**REQUIRED TASK:** Could you write out every entry exactly as it stands?

(Dataset excerpts)
---+---
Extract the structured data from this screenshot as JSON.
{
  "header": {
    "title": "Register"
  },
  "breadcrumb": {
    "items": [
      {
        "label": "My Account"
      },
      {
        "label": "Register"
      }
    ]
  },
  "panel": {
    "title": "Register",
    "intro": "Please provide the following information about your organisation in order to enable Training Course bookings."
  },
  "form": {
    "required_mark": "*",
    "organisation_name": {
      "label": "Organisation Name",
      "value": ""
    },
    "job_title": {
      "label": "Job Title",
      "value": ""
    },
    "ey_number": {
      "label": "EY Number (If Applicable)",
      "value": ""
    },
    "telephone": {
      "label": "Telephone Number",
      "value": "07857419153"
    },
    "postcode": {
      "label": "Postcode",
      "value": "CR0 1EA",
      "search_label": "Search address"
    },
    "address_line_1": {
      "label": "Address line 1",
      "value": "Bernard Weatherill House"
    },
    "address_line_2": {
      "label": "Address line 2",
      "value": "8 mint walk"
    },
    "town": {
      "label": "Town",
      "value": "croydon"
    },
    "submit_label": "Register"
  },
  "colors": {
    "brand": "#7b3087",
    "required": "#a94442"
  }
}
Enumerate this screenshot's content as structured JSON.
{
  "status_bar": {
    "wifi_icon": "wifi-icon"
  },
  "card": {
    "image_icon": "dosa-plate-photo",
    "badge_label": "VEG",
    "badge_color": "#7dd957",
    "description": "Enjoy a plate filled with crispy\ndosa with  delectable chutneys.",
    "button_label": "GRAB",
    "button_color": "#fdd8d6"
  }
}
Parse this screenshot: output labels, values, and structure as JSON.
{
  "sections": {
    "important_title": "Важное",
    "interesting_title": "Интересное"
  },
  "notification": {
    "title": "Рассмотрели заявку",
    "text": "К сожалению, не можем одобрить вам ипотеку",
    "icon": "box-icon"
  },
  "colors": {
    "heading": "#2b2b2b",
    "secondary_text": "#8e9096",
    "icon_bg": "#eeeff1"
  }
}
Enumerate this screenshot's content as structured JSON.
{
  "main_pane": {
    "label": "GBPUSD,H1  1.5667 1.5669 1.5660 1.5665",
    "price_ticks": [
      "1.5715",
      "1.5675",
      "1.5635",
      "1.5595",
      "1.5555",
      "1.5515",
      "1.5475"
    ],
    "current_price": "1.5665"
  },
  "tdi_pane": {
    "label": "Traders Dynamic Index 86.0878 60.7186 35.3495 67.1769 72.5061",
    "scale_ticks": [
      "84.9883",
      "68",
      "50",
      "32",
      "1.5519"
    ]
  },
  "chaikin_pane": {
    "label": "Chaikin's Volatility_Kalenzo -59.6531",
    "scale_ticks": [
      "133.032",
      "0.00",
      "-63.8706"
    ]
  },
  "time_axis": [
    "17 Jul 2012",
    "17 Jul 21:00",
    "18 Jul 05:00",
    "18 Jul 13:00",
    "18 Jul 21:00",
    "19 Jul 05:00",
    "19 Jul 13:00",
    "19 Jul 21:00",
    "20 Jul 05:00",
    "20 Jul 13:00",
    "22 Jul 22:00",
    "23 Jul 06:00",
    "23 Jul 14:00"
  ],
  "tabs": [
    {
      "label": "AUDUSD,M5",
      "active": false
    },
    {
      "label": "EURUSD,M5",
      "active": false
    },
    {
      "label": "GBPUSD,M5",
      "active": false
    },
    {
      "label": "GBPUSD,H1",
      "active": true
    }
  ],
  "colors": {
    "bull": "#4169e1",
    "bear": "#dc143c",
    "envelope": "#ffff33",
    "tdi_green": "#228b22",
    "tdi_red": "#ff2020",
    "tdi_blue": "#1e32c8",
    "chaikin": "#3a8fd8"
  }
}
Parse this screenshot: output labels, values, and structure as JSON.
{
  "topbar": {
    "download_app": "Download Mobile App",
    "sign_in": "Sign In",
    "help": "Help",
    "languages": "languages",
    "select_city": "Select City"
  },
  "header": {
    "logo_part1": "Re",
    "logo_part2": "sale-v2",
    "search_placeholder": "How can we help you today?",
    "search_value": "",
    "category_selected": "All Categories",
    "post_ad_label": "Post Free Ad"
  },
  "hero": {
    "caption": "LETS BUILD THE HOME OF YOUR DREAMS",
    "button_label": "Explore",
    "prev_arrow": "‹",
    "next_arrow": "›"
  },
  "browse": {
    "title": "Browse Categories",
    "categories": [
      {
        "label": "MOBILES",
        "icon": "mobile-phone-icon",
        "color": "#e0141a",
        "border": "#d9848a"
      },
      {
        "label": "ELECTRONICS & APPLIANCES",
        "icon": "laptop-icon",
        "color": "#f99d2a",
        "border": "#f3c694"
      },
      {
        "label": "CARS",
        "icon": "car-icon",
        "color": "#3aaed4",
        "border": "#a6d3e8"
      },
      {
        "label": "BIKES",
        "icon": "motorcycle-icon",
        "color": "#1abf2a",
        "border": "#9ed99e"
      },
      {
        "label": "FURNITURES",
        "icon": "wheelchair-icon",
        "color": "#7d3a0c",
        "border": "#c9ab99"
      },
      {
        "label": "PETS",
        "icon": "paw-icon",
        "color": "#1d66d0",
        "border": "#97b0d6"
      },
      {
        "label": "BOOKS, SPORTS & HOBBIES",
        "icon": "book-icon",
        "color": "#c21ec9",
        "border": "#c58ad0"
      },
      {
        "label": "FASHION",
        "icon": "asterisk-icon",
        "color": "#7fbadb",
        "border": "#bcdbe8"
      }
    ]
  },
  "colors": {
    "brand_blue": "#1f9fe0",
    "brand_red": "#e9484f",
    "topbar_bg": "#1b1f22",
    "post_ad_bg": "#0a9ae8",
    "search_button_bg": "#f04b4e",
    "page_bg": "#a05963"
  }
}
---+---
**ANSWER BELOW:**
Extract the structured data from this screenshot as JSON.
{
  "header": {
    "title": "Register"
  },
  "breadcrumb": {
    "items": [
      {
        "label": "My Account"
      },
      {
        "label": "Register"
      }
    ]
  },
  "panel": {
    "title": "Register",
    "intro": "Please provide the following information about your organisation in order to enable Training Course bookings."
  },
  "form": {
    "required_mark": "*",
    "organisation_name": {
      "label": "Organisation Name",
      "value": ""
    },
    "job_title": {
      "label": "Job Title",
      "value": ""
    },
    "ey_number": {
      "label": "EY Number (If Applicable)",
      "value": ""
    },
    "telephone": {
      "label": "Telephone Number",
      "value": "07857419153"
    },
    "postcode": {
      "label": "Postcode",
      "value": "CR0 1EA",
      "search_label": "Search address"
    },
    "address_line_1": {
      "label": "Address line 1",
      "value": "Bernard Weatherill House"
    },
    "address_line_2": {
      "label": "Address line 2",
      "value": "8 mint walk"
    },
    "town": {
      "label": "Town",
      "value": "croydon"
    },
    "submit_label": "Register"
  },
  "colors": {
    "brand": "#7b3087",
    "required": "#a94442"
  }
}
Enumerate this screenshot's content as structured JSON.
{
  "status_bar": {
    "wifi_icon": "wifi-icon"
  },
  "card": {
    "image_icon": "dosa-plate-photo",
    "badge_label": "VEG",
    "badge_color": "#7dd957",
    "description": "Enjoy a plate filled with crispy\ndosa with  delectable chutneys.",
    "button_label": "GRAB",
    "button_color": "#fdd8d6"
  }
}
Parse this screenshot: output labels, values, and structure as JSON.
{
  "sections": {
    "important_title": "Важное",
    "interesting_title": "Интересное"
  },
  "notification": {
    "title": "Рассмотрели заявку",
    "text": "К сожалению, не можем одобрить вам ипотеку",
    "icon": "box-icon"
  },
  "colors": {
    "heading": "#2b2b2b",
    "secondary_text": "#8e9096",
    "icon_bg": "#eeeff1"
  }
}
Enumerate this screenshot's content as structured JSON.
{
  "main_pane": {
    "label": "GBPUSD,H1  1.5667 1.5669 1.5660 1.5665",
    "price_ticks": [
      "1.5715",
      "1.5675",
      "1.5635",
      "1.5595",
      "1.5555",
      "1.5515",
      "1.5475"
    ],
    "current_price": "1.5665"
  },
  "tdi_pane": {
    "label": "Traders Dynamic Index 86.0878 60.7186 35.3495 67.1769 72.5061",
    "scale_ticks": [
      "84.9883",
      "68",
      "50",
      "32",
      "1.5519"
    ]
  },
  "chaikin_pane": {
    "label": "Chaikin's Volatility_Kalenzo -59.6531",
    "scale_ticks": [
      "133.032",
      "0.00",
      "-63.8706"
    ]
  },
  "time_axis": [
    "17 Jul 2012",
    "17 Jul 21:00",
    "18 Jul 05:00",
    "18 Jul 13:00",
    "18 Jul 21:00",
    "19 Jul 05:00",
    "19 Jul 13:00",
    "19 Jul 21:00",
    "20 Jul 05:00",
    "20 Jul 13:00",
    "22 Jul 22:00",
    "23 Jul 06:00",
    "23 Jul 14:00"
  ],
  "tabs": [
    {
      "label": "AUDUSD,M5",
      "active": false
    },
    {
      "label": "EURUSD,M5",
      "active": false
    },
    {
      "label": "GBPUSD,M5",
      "active": false
    },
    {
      "label": "GBPUSD,H1",
      "active": true
    }
  ],
  "colors": {
    "bull": "#4169e1",
    "bear": "#dc143c",
    "envelope": "#ffff33",
    "tdi_green": "#228b22",
    "tdi_red": "#ff2020",
    "tdi_blue": "#1e32c8",
    "chaikin": "#3a8fd8"
  }
}
Parse this screenshot: output labels, values, and structure as JSON.
{
  "topbar": {
    "download_app": "Download Mobile App",
    "sign_in": "Sign In",
    "help": "Help",
    "languages": "languages",
    "select_city": "Select City"
  },
  "header": {
    "logo_part1": "Re",
    "logo_part2": "sale-v2",
    "search_placeholder": "How can we help you today?",
    "search_value": "",
    "category_selected": "All Categories",
    "post_ad_label": "Post Free Ad"
  },
  "hero": {
    "caption": "LETS BUILD THE HOME OF YOUR DREAMS",
    "button_label": "Explore",
    "prev_arrow": "‹",
    "next_arrow": "›"
  },
  "browse": {
    "title": "Browse Categories",
    "categories": [
      {
        "label": "MOBILES",
        "icon": "mobile-phone-icon",
        "color": "#e0141a",
        "border": "#d9848a"
      },
      {
        "label": "ELECTRONICS & APPLIANCES",
        "icon": "laptop-icon",
        "color": "#f99d2a",
        "border": "#f3c694"
      },
      {
        "label": "CARS",
        "icon": "car-icon",
        "color": "#3aaed4",
        "border": "#a6d3e8"
      },
      {
        "label": "BIKES",
        "icon": "motorcycle-icon",
        "color": "#1abf2a",
        "border": "#9ed99e"
      },
      {
        "label": "FURNITURES",
        "icon": "wheelchair-icon",
        "color": "#7d3a0c",
        "border": "#c9ab99"
      },
      {
        "label": "PETS",
        "icon": "paw-icon",
        "color": "#1d66d0",
        "border": "#97b0d6"
      },
      {
        "label": "BOOKS, SPORTS & HOBBIES",
        "icon": "book-icon",
        "color": "#c21ec9",
        "border": "#c58ad0"
      },
      {
        "label": "FASHION",
        "icon": "asterisk-icon",
        "color": "#7fbadb",
        "border": "#bcdbe8"
      }
    ]
  },
  "colors": {
    "brand_blue": "#1f9fe0",
    "brand_red": "#e9484f",
    "topbar_bg": "#1b1f22",
    "post_ad_bg": "#0a9ae8",
    "search_button_bg": "#f04b4e",
    "page_bg": "#a05963"
  }
}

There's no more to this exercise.